** TASK BRIEF **
All records must be quoted exactly. Omit the pictures.

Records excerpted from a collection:
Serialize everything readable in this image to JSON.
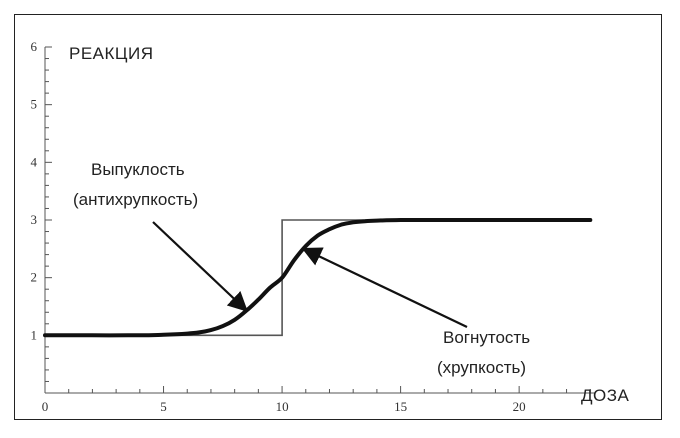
{
  "chart_data": {
    "type": "line",
    "xlabel": "ДОЗА",
    "ylabel": "РЕАКЦИЯ",
    "xlim": [
      0,
      23.2
    ],
    "ylim": [
      0,
      6
    ],
    "x_ticks": [
      "0",
      "5",
      "10",
      "15",
      "20"
    ],
    "y_ticks": [
      "1",
      "2",
      "3",
      "4",
      "5",
      "6"
    ],
    "grid": false,
    "series": [
      {
        "style": "smooth-thick",
        "color": "#111111",
        "x": [
          0,
          2,
          4,
          5,
          6,
          6.5,
          7,
          7.5,
          8,
          8.5,
          9,
          9.5,
          10,
          10.5,
          11,
          11.5,
          12,
          12.5,
          13,
          13.5,
          14,
          15,
          16,
          18,
          20,
          23
        ],
        "y": [
          1.0,
          1.0,
          1.0,
          1.01,
          1.03,
          1.05,
          1.09,
          1.16,
          1.27,
          1.43,
          1.62,
          1.83,
          2.0,
          2.3,
          2.55,
          2.73,
          2.84,
          2.92,
          2.96,
          2.98,
          2.99,
          3.0,
          3.0,
          3.0,
          3.0,
          3.0
        ]
      },
      {
        "style": "step-thin",
        "color": "#555555",
        "x": [
          0,
          10,
          10,
          23
        ],
        "y": [
          1,
          1,
          3,
          3
        ]
      }
    ],
    "annotations": [
      {
        "lines": [
          "Выпуклость",
          "(антихрупкость)"
        ],
        "arrow_to": [
          8.5,
          1.43
        ]
      },
      {
        "lines": [
          "Вогнутость",
          "(хрупкость)"
        ],
        "arrow_to": [
          10.9,
          2.5
        ]
      }
    ]
  }
}
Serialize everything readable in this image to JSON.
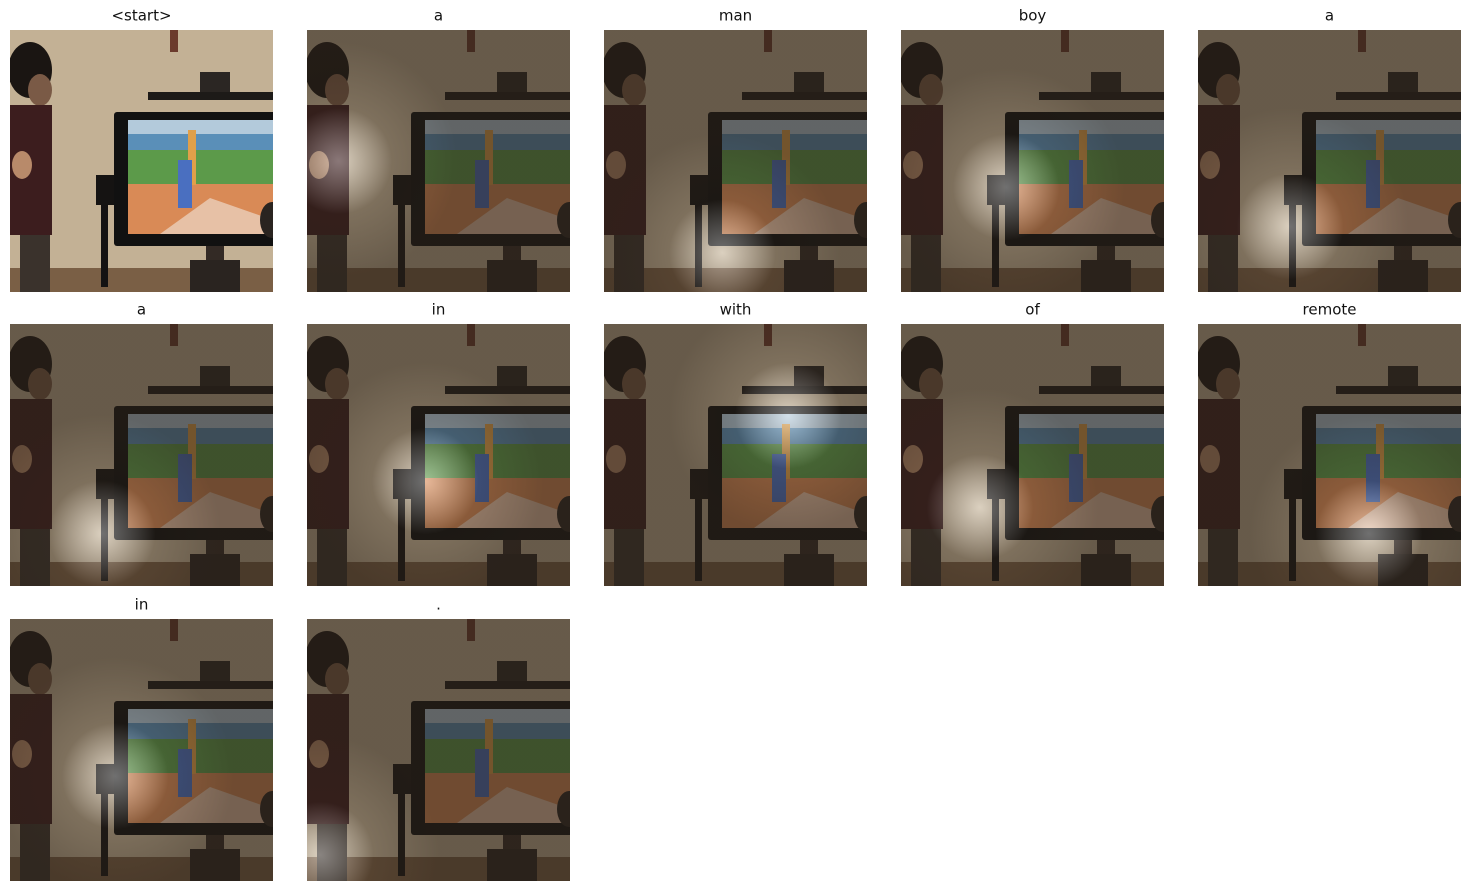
{
  "panels": [
    {
      "title": "<start>"
    },
    {
      "title": "a"
    },
    {
      "title": "man"
    },
    {
      "title": "boy"
    },
    {
      "title": "a"
    },
    {
      "title": "a"
    },
    {
      "title": "in"
    },
    {
      "title": "with"
    },
    {
      "title": "of"
    },
    {
      "title": "remote"
    },
    {
      "title": "in"
    },
    {
      "title": "."
    }
  ]
}
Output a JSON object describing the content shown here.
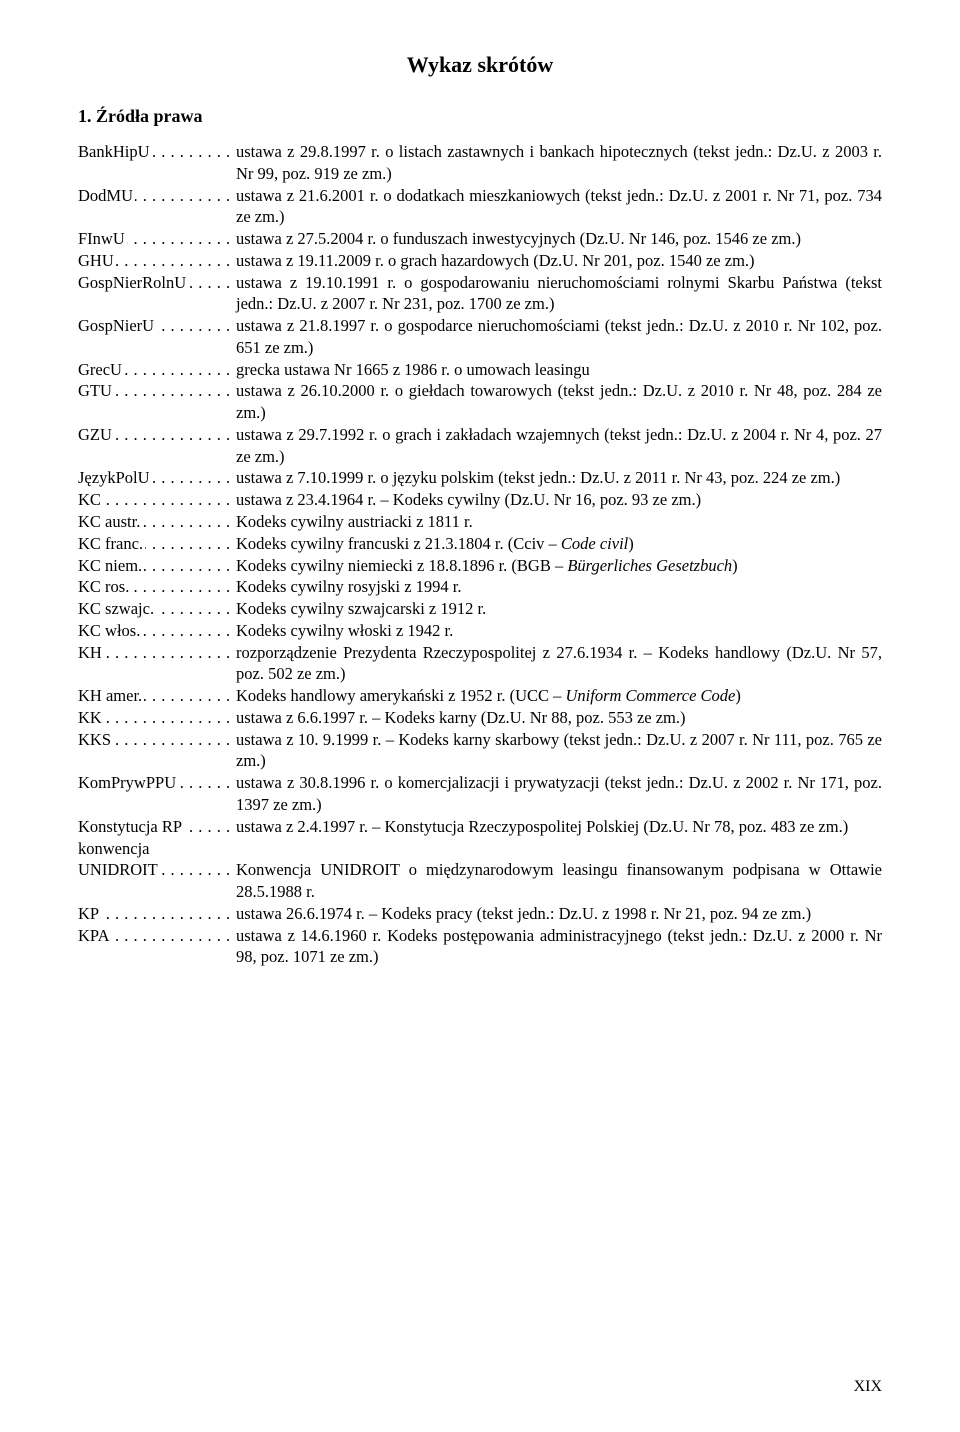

** RESULT FOR THIS TASK **
Serialize everything readable in this image to JSON.
{
  "chart_data": {
    "type": "line",
    "xlabel": "ДОЗА",
    "ylabel": "РЕАКЦИЯ",
    "xlim": [
      0,
      23.2
    ],
    "ylim": [
      0,
      6
    ],
    "x_ticks": [
      "0",
      "5",
      "10",
      "15",
      "20"
    ],
    "y_ticks": [
      "1",
      "2",
      "3",
      "4",
      "5",
      "6"
    ],
    "grid": false,
    "series": [
      {
        "style": "smooth-thick",
        "color": "#111111",
        "x": [
          0,
          2,
          4,
          5,
          6,
          6.5,
          7,
          7.5,
          8,
          8.5,
          9,
          9.5,
          10,
          10.5,
          11,
          11.5,
          12,
          12.5,
          13,
          13.5,
          14,
          15,
          16,
          18,
          20,
          23
        ],
        "y": [
          1.0,
          1.0,
          1.0,
          1.01,
          1.03,
          1.05,
          1.09,
          1.16,
          1.27,
          1.43,
          1.62,
          1.83,
          2.0,
          2.3,
          2.55,
          2.73,
          2.84,
          2.92,
          2.96,
          2.98,
          2.99,
          3.0,
          3.0,
          3.0,
          3.0,
          3.0
        ]
      },
      {
        "style": "step-thin",
        "color": "#555555",
        "x": [
          0,
          10,
          10,
          23
        ],
        "y": [
          1,
          1,
          3,
          3
        ]
      }
    ],
    "annotations": [
      {
        "lines": [
          "Выпуклость",
          "(антихрупкость)"
        ],
        "arrow_to": [
          8.5,
          1.43
        ]
      },
      {
        "lines": [
          "Вогнутость",
          "(хрупкость)"
        ],
        "arrow_to": [
          10.9,
          2.5
        ]
      }
    ]
  }
}
Serialize everything readable in this image to JSON.
{
  "panels": [
    {
      "title": "<start>"
    },
    {
      "title": "a"
    },
    {
      "title": "man"
    },
    {
      "title": "boy"
    },
    {
      "title": "a"
    },
    {
      "title": "a"
    },
    {
      "title": "in"
    },
    {
      "title": "with"
    },
    {
      "title": "of"
    },
    {
      "title": "remote"
    },
    {
      "title": "in"
    },
    {
      "title": "."
    }
  ]
}
Output a JSON object describing the content shown here.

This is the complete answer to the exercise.